## Aim of the task
Transcribe the records that follow exactly. Skip the pictures.

==== Record set

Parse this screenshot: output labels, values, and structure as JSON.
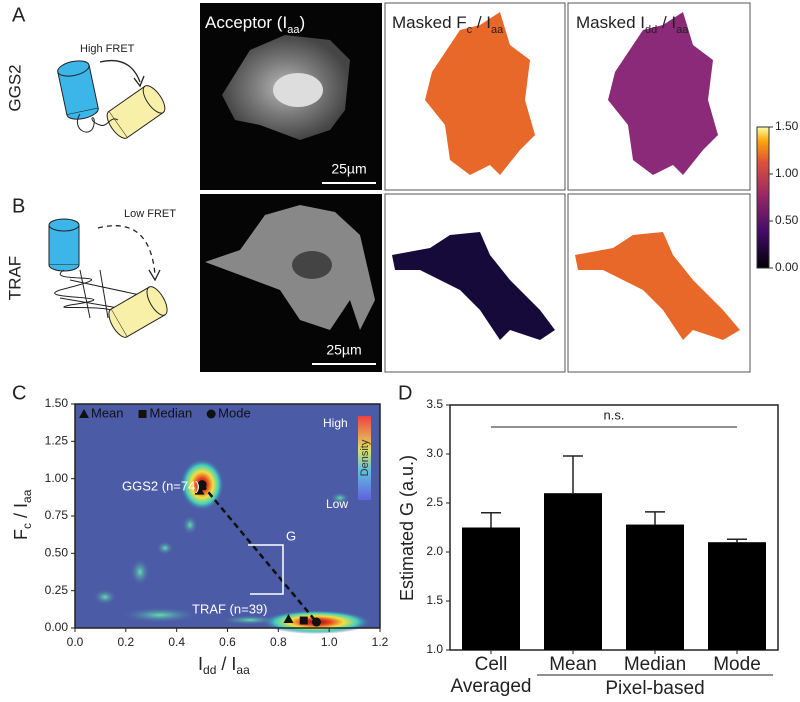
{
  "panel_labels": {
    "a": "A",
    "b": "B",
    "c": "C",
    "d": "D"
  },
  "rows": [
    {
      "label": "GGS2",
      "fret": "High FRET"
    },
    {
      "label": "TRAF",
      "fret": "Low FRET"
    }
  ],
  "image_titles": [
    [
      "Acceptor (I",
      "aa",
      ")"
    ],
    [
      "Masked F",
      "c",
      " / I",
      "aa"
    ],
    [
      "Masked I",
      "dd",
      " / I",
      "aa"
    ]
  ],
  "scale_bar": "25µm",
  "colorbar": {
    "lim": [
      0,
      1.5
    ],
    "ticks": [
      {
        "value": 0,
        "label": "0.00"
      },
      {
        "value": 0.5,
        "label": "0.50"
      },
      {
        "value": 1,
        "label": "1.00"
      },
      {
        "value": 1.5,
        "label": "1.50"
      }
    ]
  },
  "chart_data": [
    {
      "type": "scatter",
      "xlabel": [
        "I",
        "dd",
        " / I",
        "aa"
      ],
      "ylabel": [
        "F",
        "c",
        " / I",
        "aa"
      ],
      "xlim": [
        0,
        1.2
      ],
      "ylim": [
        0,
        1.5
      ],
      "xticks": [
        {
          "value": 0,
          "label": "0.0"
        },
        0.2,
        0.4,
        0.6,
        0.8,
        {
          "value": 1,
          "label": "1.0"
        },
        1.2
      ],
      "yticks": [
        {
          "value": 0,
          "label": "0.00"
        },
        0.25,
        {
          "value": 0.5,
          "label": "0.50"
        },
        0.75,
        {
          "value": 1,
          "label": "1.00"
        },
        1.25,
        {
          "value": 1.5,
          "label": "1.50"
        }
      ],
      "series": [
        {
          "name": "Mean",
          "marker": "triangle",
          "color": "#111111",
          "x": [
            0.49,
            0.84
          ],
          "values": [
            0.92,
            0.06
          ]
        },
        {
          "name": "Median",
          "marker": "square",
          "color": "#111111",
          "x": [
            0.5,
            0.9
          ],
          "values": [
            0.95,
            0.05
          ]
        },
        {
          "name": "Mode",
          "marker": "circle",
          "color": "#111111",
          "x": [
            0.5,
            0.95
          ],
          "values": [
            0.96,
            0.04
          ]
        }
      ],
      "annotations": [
        "GGS2 (n=74)",
        "TRAF (n=39)",
        "G"
      ],
      "density_legend": {
        "title": "Density",
        "high": "High",
        "low": "Low"
      },
      "background": "#4b5ba6"
    },
    {
      "type": "bar",
      "ylabel": "Estimated G (a.u.)",
      "categories": [
        "Cell\nAveraged",
        "Mean",
        "Median",
        "Mode"
      ],
      "values": [
        2.25,
        2.6,
        2.28,
        2.1
      ],
      "errors": [
        0.15,
        0.38,
        0.13,
        0.03
      ],
      "color": "#000000",
      "ylim": [
        1,
        3.5
      ],
      "yticks": [
        {
          "value": 1,
          "label": "1.0"
        },
        1.5,
        {
          "value": 2,
          "label": "2.0"
        },
        2.5,
        {
          "value": 3,
          "label": "3.0"
        },
        3.5
      ],
      "group_label": "Pixel-based",
      "annotation": "n.s."
    }
  ]
}
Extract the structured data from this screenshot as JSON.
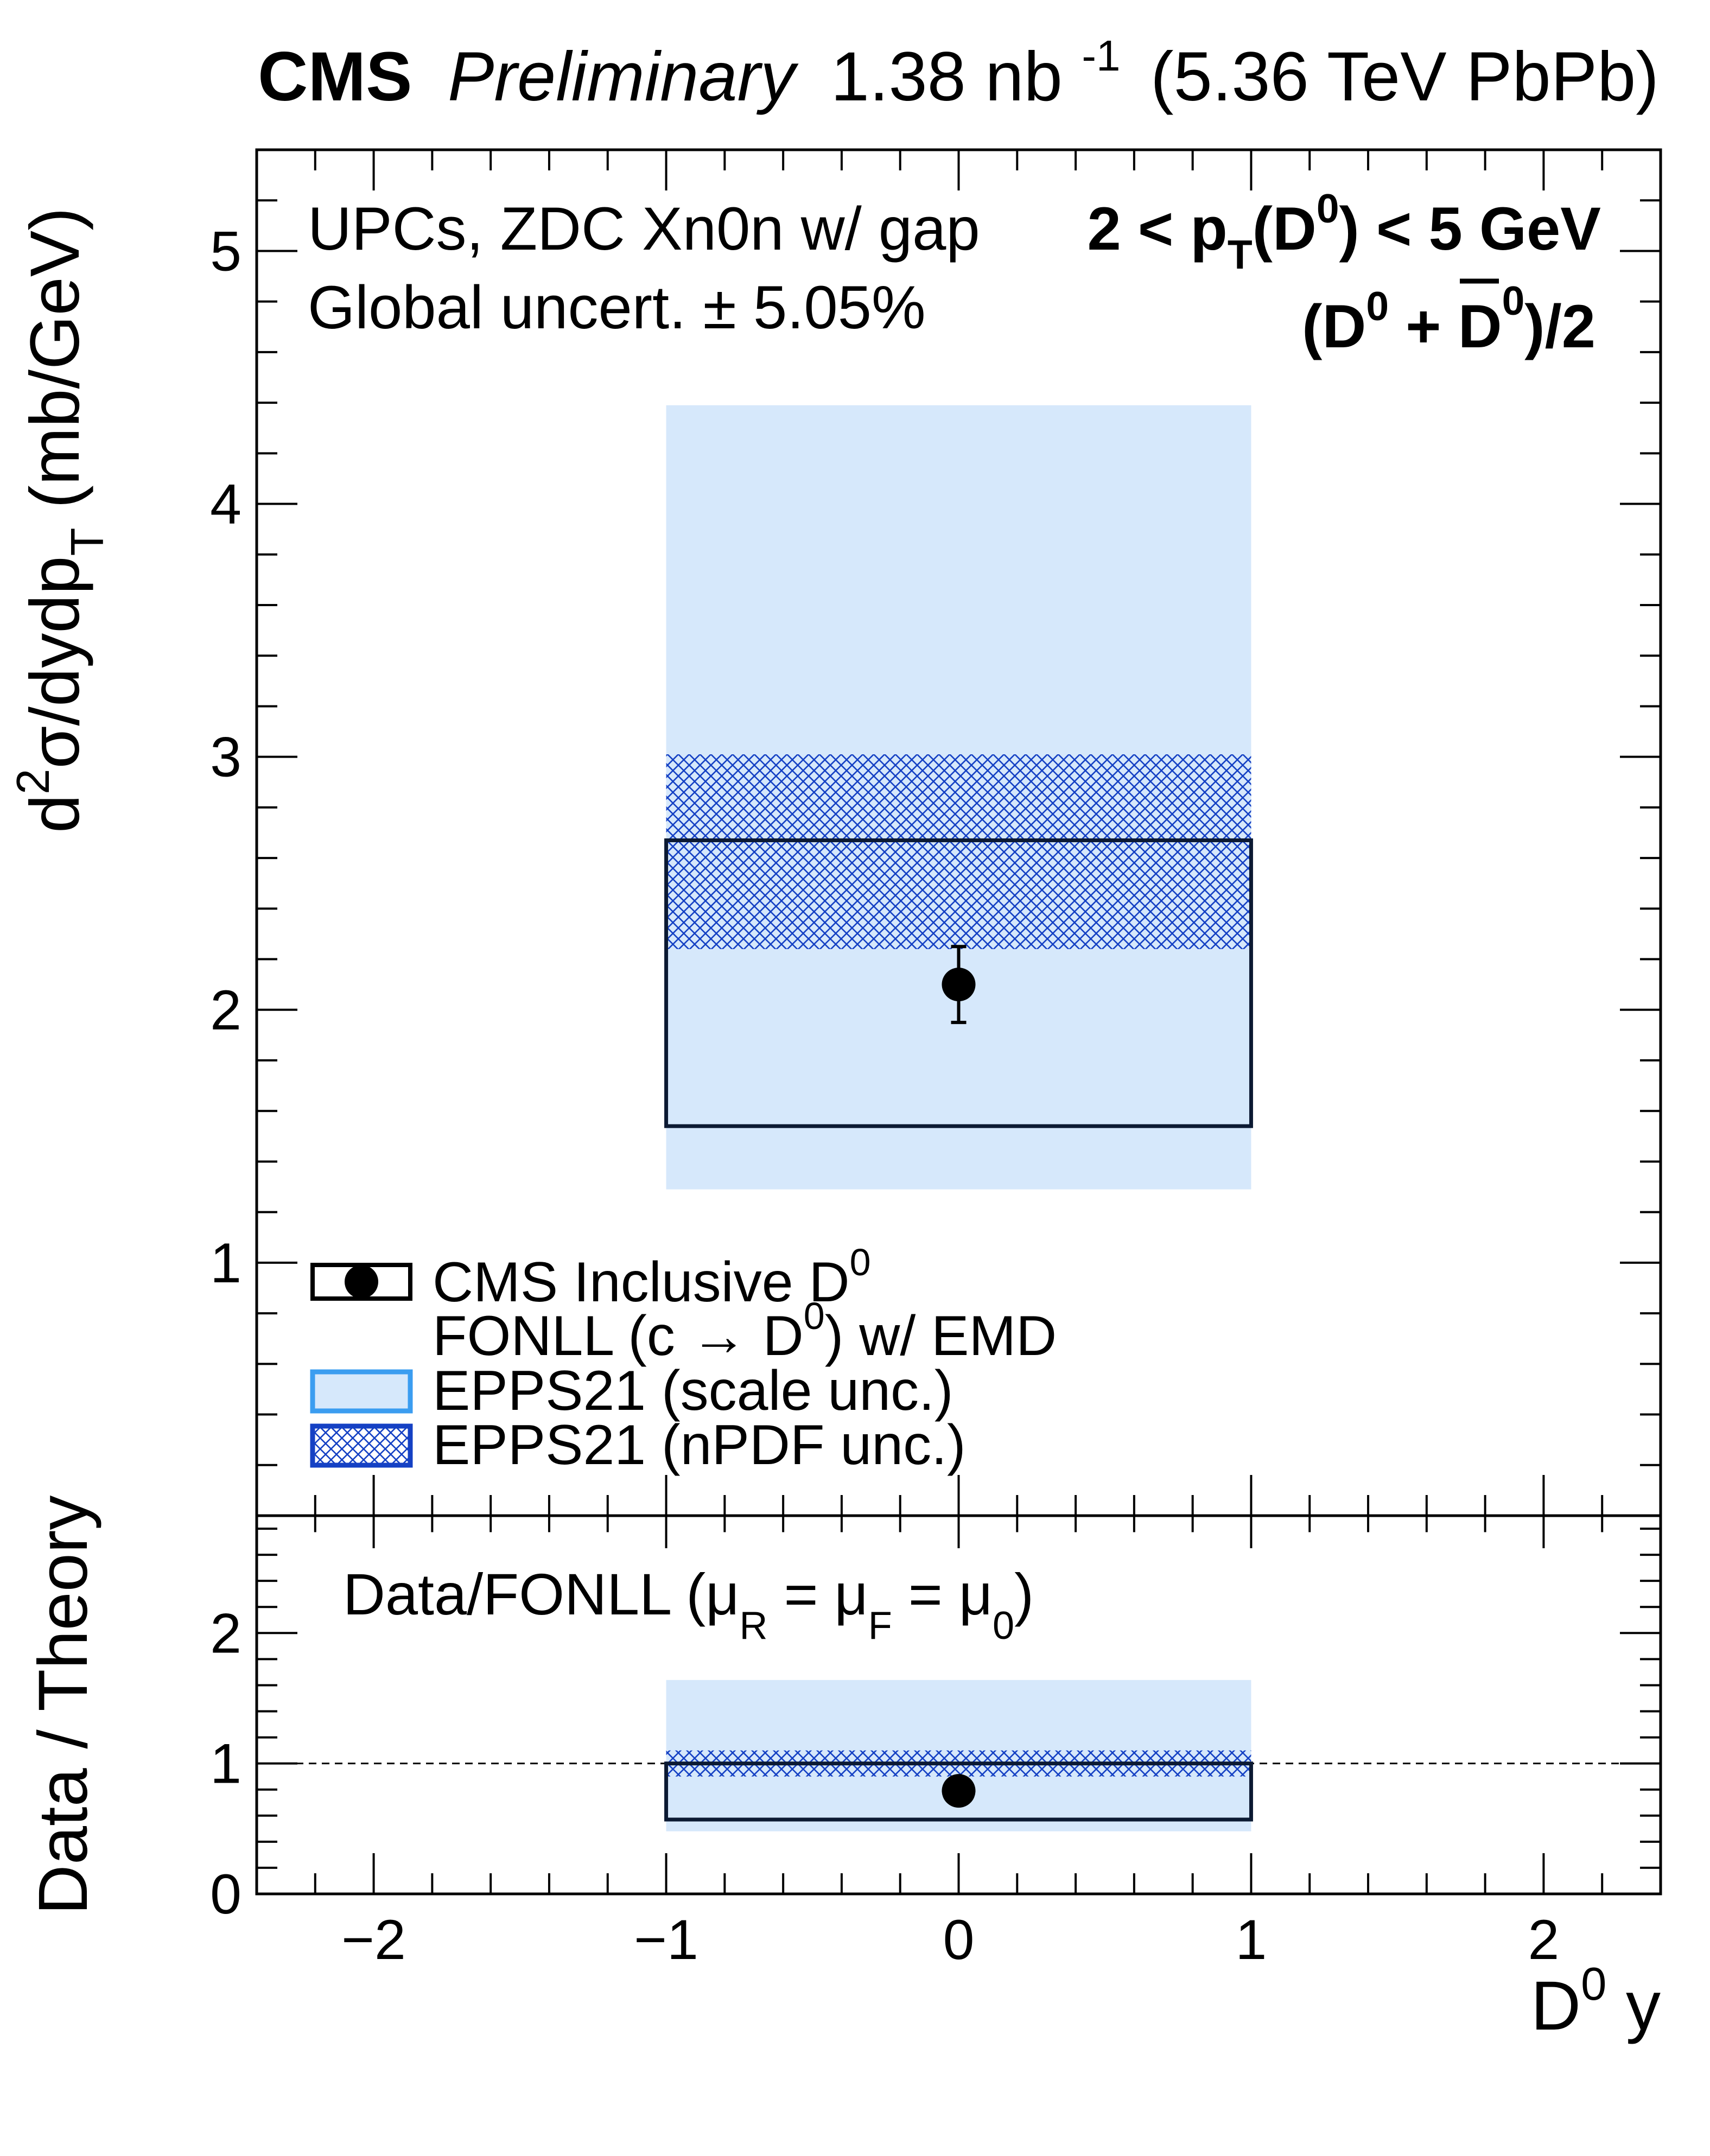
{
  "header": {
    "experiment": "CMS",
    "status": "Preliminary",
    "lumi_value": "1.38 nb",
    "lumi_exp": "-1",
    "energy": "(5.36 TeV PbPb)"
  },
  "annotations": {
    "selection": "UPCs, ZDC Xn0n w/ gap",
    "global_uncert": "Global uncert. ± 5.05%",
    "pt_range": {
      "lo": "2 < p",
      "sub": "T",
      "mid": "(D",
      "sup": "0",
      "hi": ") < 5 GeV"
    },
    "average": {
      "a": "(D",
      "a_sup": "0",
      "plus": " + ",
      "b": "D",
      "b_sup": "0",
      "c": ")/2"
    }
  },
  "legend": {
    "data": {
      "text": "CMS Inclusive D",
      "sup": "0"
    },
    "fonll": {
      "a": "FONLL (c → D",
      "sup": "0",
      "b": ") w/ EMD"
    },
    "scale": "EPPS21 (scale unc.)",
    "npdf": "EPPS21 (nPDF unc.)"
  },
  "axes": {
    "top_ylabel": {
      "a": "d",
      "a_sup": "2",
      "b": "σ/dydp",
      "b_sub": "T",
      "c": " (mb/GeV)"
    },
    "bottom_ylabel": "Data / Theory",
    "xlabel": {
      "a": "D",
      "sup": "0",
      "b": " y"
    },
    "ratio_label": {
      "a": "Data/FONLL (μ",
      "s1": "R",
      "b": " = μ",
      "s2": "F",
      "c": " = μ",
      "s3": "0",
      "d": ")"
    }
  },
  "colors": {
    "scale_fill": "#d6e8fb",
    "scale_legend_border": "#3b9df0",
    "npdf_hatch": "#1541c4",
    "frame": "#000000"
  },
  "chart_data": {
    "type": "errorbar-with-bands",
    "xlim": [
      -2.4,
      2.4
    ],
    "x_ticks": [
      -2,
      -1,
      0,
      1,
      2
    ],
    "x_tick_labels": [
      "−2",
      "−1",
      "0",
      "1",
      "2"
    ],
    "top": {
      "ylim": [
        0,
        5.4
      ],
      "y_ticks": [
        1,
        2,
        3,
        4,
        5
      ],
      "y_tick_labels": [
        "1",
        "2",
        "3",
        "4",
        "5"
      ],
      "data_point": {
        "x": 0,
        "y": 2.1,
        "err_low": 0.15,
        "err_high": 0.15
      },
      "fonll_box": {
        "x_lo": -1,
        "x_hi": 1,
        "y_lo": 1.54,
        "y_hi": 2.67
      },
      "scale_band": {
        "x_lo": -1,
        "x_hi": 1,
        "y_lo": 1.29,
        "y_hi": 4.39
      },
      "npdf_band": {
        "x_lo": -1,
        "x_hi": 1,
        "y_lo": 2.24,
        "y_hi": 3.01
      }
    },
    "bottom": {
      "ylim": [
        0,
        2.9
      ],
      "y_ticks": [
        0,
        1,
        2
      ],
      "y_tick_labels": [
        "0",
        "1",
        "2"
      ],
      "reference_line": 1,
      "data_point": {
        "x": 0,
        "y": 0.79,
        "err_low": 0.12,
        "err_high": 0.12
      },
      "fonll_box": {
        "x_lo": -1,
        "x_hi": 1,
        "y_lo": 0.57,
        "y_hi": 1.0
      },
      "scale_band": {
        "x_lo": -1,
        "x_hi": 1,
        "y_lo": 0.48,
        "y_hi": 1.64
      },
      "npdf_band": {
        "x_lo": -1,
        "x_hi": 1,
        "y_lo": 0.9,
        "y_hi": 1.1
      }
    }
  }
}
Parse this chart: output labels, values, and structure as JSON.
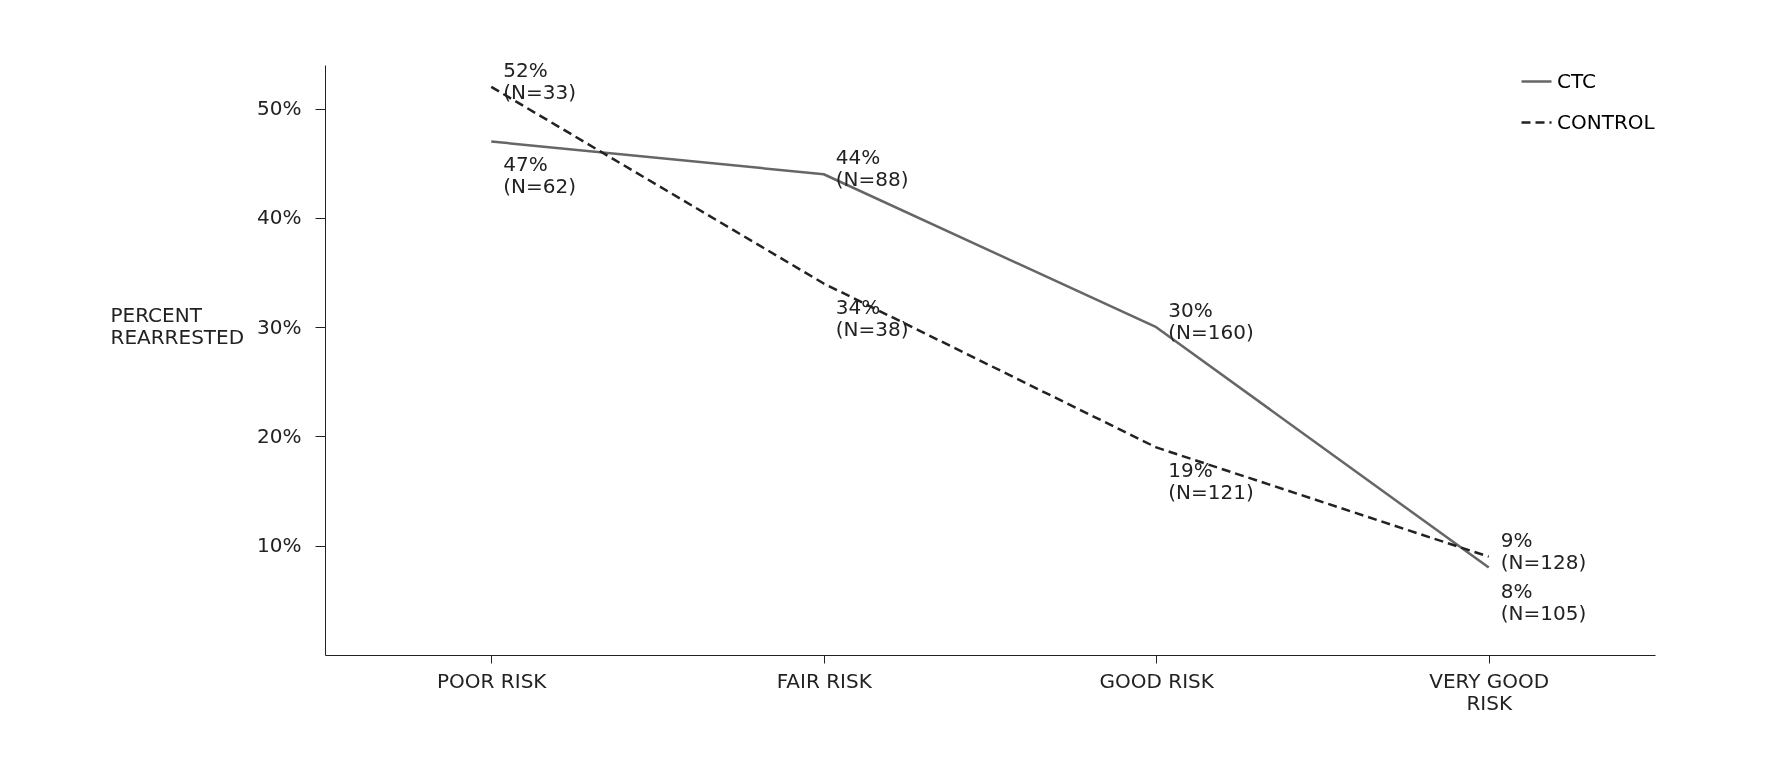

========

## Task result
Parse this screenshot: output labels, values, and structure as JSON.
{
  "panel_labels": {
    "a": "A",
    "b": "B",
    "c": "C",
    "d": "D"
  },
  "rows": [
    {
      "label": "GGS2",
      "fret": "High FRET"
    },
    {
      "label": "TRAF",
      "fret": "Low FRET"
    }
  ],
  "image_titles": [
    [
      "Acceptor (I",
      "aa",
      ")"
    ],
    [
      "Masked F",
      "c",
      " / I",
      "aa"
    ],
    [
      "Masked I",
      "dd",
      " / I",
      "aa"
    ]
  ],
  "scale_bar": "25µm",
  "colorbar": {
    "lim": [
      0,
      1.5
    ],
    "ticks": [
      {
        "value": 0,
        "label": "0.00"
      },
      {
        "value": 0.5,
        "label": "0.50"
      },
      {
        "value": 1,
        "label": "1.00"
      },
      {
        "value": 1.5,
        "label": "1.50"
      }
    ]
  },
  "chart_data": [
    {
      "type": "scatter",
      "xlabel": [
        "I",
        "dd",
        " / I",
        "aa"
      ],
      "ylabel": [
        "F",
        "c",
        " / I",
        "aa"
      ],
      "xlim": [
        0,
        1.2
      ],
      "ylim": [
        0,
        1.5
      ],
      "xticks": [
        {
          "value": 0,
          "label": "0.0"
        },
        0.2,
        0.4,
        0.6,
        0.8,
        {
          "value": 1,
          "label": "1.0"
        },
        1.2
      ],
      "yticks": [
        {
          "value": 0,
          "label": "0.00"
        },
        0.25,
        {
          "value": 0.5,
          "label": "0.50"
        },
        0.75,
        {
          "value": 1,
          "label": "1.00"
        },
        1.25,
        {
          "value": 1.5,
          "label": "1.50"
        }
      ],
      "series": [
        {
          "name": "Mean",
          "marker": "triangle",
          "color": "#111111",
          "x": [
            0.49,
            0.84
          ],
          "values": [
            0.92,
            0.06
          ]
        },
        {
          "name": "Median",
          "marker": "square",
          "color": "#111111",
          "x": [
            0.5,
            0.9
          ],
          "values": [
            0.95,
            0.05
          ]
        },
        {
          "name": "Mode",
          "marker": "circle",
          "color": "#111111",
          "x": [
            0.5,
            0.95
          ],
          "values": [
            0.96,
            0.04
          ]
        }
      ],
      "annotations": [
        "GGS2 (n=74)",
        "TRAF (n=39)",
        "G"
      ],
      "density_legend": {
        "title": "Density",
        "high": "High",
        "low": "Low"
      },
      "background": "#4b5ba6"
    },
    {
      "type": "bar",
      "ylabel": "Estimated G (a.u.)",
      "categories": [
        "Cell\nAveraged",
        "Mean",
        "Median",
        "Mode"
      ],
      "values": [
        2.25,
        2.6,
        2.28,
        2.1
      ],
      "errors": [
        0.15,
        0.38,
        0.13,
        0.03
      ],
      "color": "#000000",
      "ylim": [
        1,
        3.5
      ],
      "yticks": [
        {
          "value": 1,
          "label": "1.0"
        },
        1.5,
        {
          "value": 2,
          "label": "2.0"
        },
        2.5,
        {
          "value": 3,
          "label": "3.0"
        },
        3.5
      ],
      "group_label": "Pixel-based",
      "annotation": "n.s."
    }
  ]
}
Extract the structured data from this screenshot as JSON.
{
  "header": {
    "experiment": "CMS",
    "status": "Preliminary",
    "lumi_value": "1.38 nb",
    "lumi_exp": "-1",
    "energy": "(5.36 TeV PbPb)"
  },
  "annotations": {
    "selection": "UPCs, ZDC Xn0n w/ gap",
    "global_uncert": "Global uncert. ± 5.05%",
    "pt_range": {
      "lo": "2 < p",
      "sub": "T",
      "mid": "(D",
      "sup": "0",
      "hi": ") < 5 GeV"
    },
    "average": {
      "a": "(D",
      "a_sup": "0",
      "plus": " + ",
      "b": "D",
      "b_sup": "0",
      "c": ")/2"
    }
  },
  "legend": {
    "data": {
      "text": "CMS Inclusive D",
      "sup": "0"
    },
    "fonll": {
      "a": "FONLL (c → D",
      "sup": "0",
      "b": ") w/ EMD"
    },
    "scale": "EPPS21 (scale unc.)",
    "npdf": "EPPS21 (nPDF unc.)"
  },
  "axes": {
    "top_ylabel": {
      "a": "d",
      "a_sup": "2",
      "b": "σ/dydp",
      "b_sub": "T",
      "c": " (mb/GeV)"
    },
    "bottom_ylabel": "Data / Theory",
    "xlabel": {
      "a": "D",
      "sup": "0",
      "b": " y"
    },
    "ratio_label": {
      "a": "Data/FONLL (μ",
      "s1": "R",
      "b": " = μ",
      "s2": "F",
      "c": " = μ",
      "s3": "0",
      "d": ")"
    }
  },
  "colors": {
    "scale_fill": "#d6e8fb",
    "scale_legend_border": "#3b9df0",
    "npdf_hatch": "#1541c4",
    "frame": "#000000"
  },
  "chart_data": {
    "type": "errorbar-with-bands",
    "xlim": [
      -2.4,
      2.4
    ],
    "x_ticks": [
      -2,
      -1,
      0,
      1,
      2
    ],
    "x_tick_labels": [
      "−2",
      "−1",
      "0",
      "1",
      "2"
    ],
    "top": {
      "ylim": [
        0,
        5.4
      ],
      "y_ticks": [
        1,
        2,
        3,
        4,
        5
      ],
      "y_tick_labels": [
        "1",
        "2",
        "3",
        "4",
        "5"
      ],
      "data_point": {
        "x": 0,
        "y": 2.1,
        "err_low": 0.15,
        "err_high": 0.15
      },
      "fonll_box": {
        "x_lo": -1,
        "x_hi": 1,
        "y_lo": 1.54,
        "y_hi": 2.67
      },
      "scale_band": {
        "x_lo": -1,
        "x_hi": 1,
        "y_lo": 1.29,
        "y_hi": 4.39
      },
      "npdf_band": {
        "x_lo": -1,
        "x_hi": 1,
        "y_lo": 2.24,
        "y_hi": 3.01
      }
    },
    "bottom": {
      "ylim": [
        0,
        2.9
      ],
      "y_ticks": [
        0,
        1,
        2
      ],
      "y_tick_labels": [
        "0",
        "1",
        "2"
      ],
      "reference_line": 1,
      "data_point": {
        "x": 0,
        "y": 0.79,
        "err_low": 0.12,
        "err_high": 0.12
      },
      "fonll_box": {
        "x_lo": -1,
        "x_hi": 1,
        "y_lo": 0.57,
        "y_hi": 1.0
      },
      "scale_band": {
        "x_lo": -1,
        "x_hi": 1,
        "y_lo": 0.48,
        "y_hi": 1.64
      },
      "npdf_band": {
        "x_lo": -1,
        "x_hi": 1,
        "y_lo": 0.9,
        "y_hi": 1.1
      }
    }
  }
}
Parse this chart: output labels, values, and structure as JSON.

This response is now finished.